:: Exercise data ::

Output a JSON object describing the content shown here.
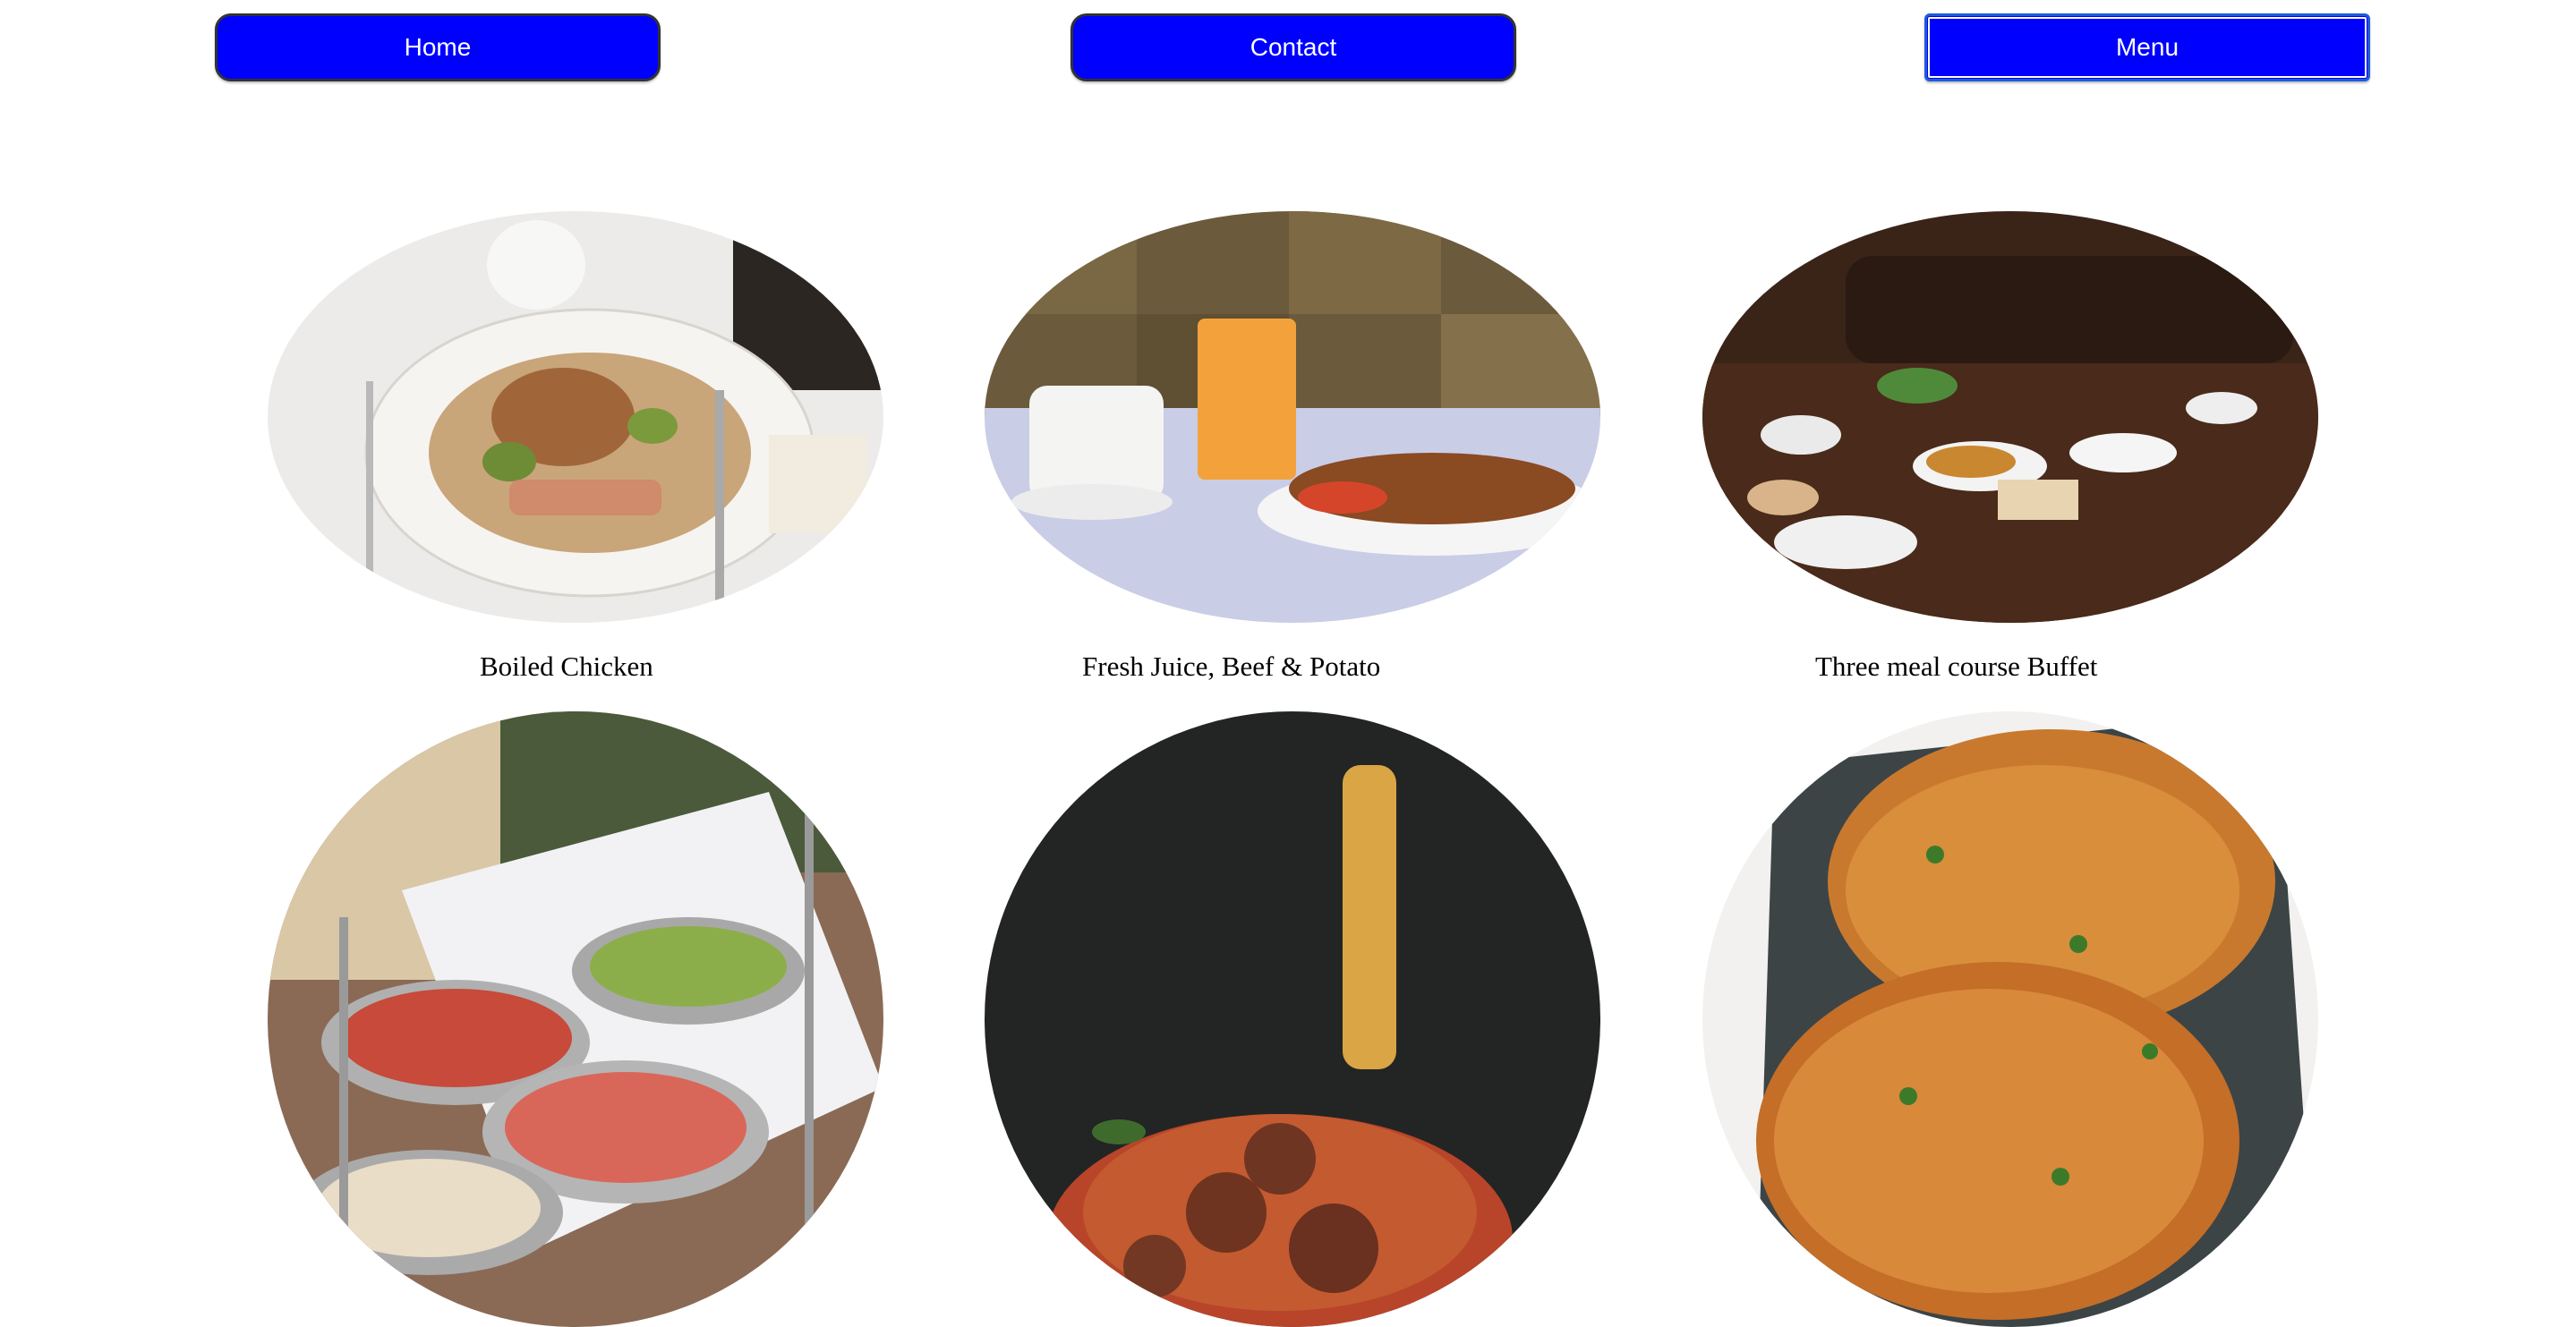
{
  "nav": {
    "buttons": [
      {
        "label": "Home"
      },
      {
        "label": "Contact"
      },
      {
        "label": "Menu",
        "state": "focused"
      }
    ],
    "button_color": "#0000ff"
  },
  "menu_items": [
    {
      "caption": "Boiled Chicken",
      "image": "plated-roast-duck-with-brussels-sprouts"
    },
    {
      "caption": "Fresh Juice, Beef & Potato",
      "image": "orange-juice-coffee-cup-and-beef-potato-plate"
    },
    {
      "caption": "Three meal course Buffet",
      "image": "restaurant-table-set-with-many-dishes"
    },
    {
      "caption": "",
      "image": "tiered-charcuterie-platters"
    },
    {
      "caption": "",
      "image": "spaghetti-and-meatballs-on-fork"
    },
    {
      "caption": "",
      "image": "breaded-fried-chicken-cutlets"
    }
  ]
}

:::

- What you need to do:
Reproduce every line of the material precisely, omitting its pictures.

- Answer to this exercise:
Output a JSON object describing the content shown here.
{
  "nav": {
    "buttons": [
      {
        "label": "Home"
      },
      {
        "label": "Contact"
      },
      {
        "label": "Menu",
        "state": "focused"
      }
    ],
    "button_color": "#0000ff"
  },
  "menu_items": [
    {
      "caption": "Boiled Chicken",
      "image": "plated-roast-duck-with-brussels-sprouts"
    },
    {
      "caption": "Fresh Juice, Beef & Potato",
      "image": "orange-juice-coffee-cup-and-beef-potato-plate"
    },
    {
      "caption": "Three meal course Buffet",
      "image": "restaurant-table-set-with-many-dishes"
    },
    {
      "caption": "",
      "image": "tiered-charcuterie-platters"
    },
    {
      "caption": "",
      "image": "spaghetti-and-meatballs-on-fork"
    },
    {
      "caption": "",
      "image": "breaded-fried-chicken-cutlets"
    }
  ]
}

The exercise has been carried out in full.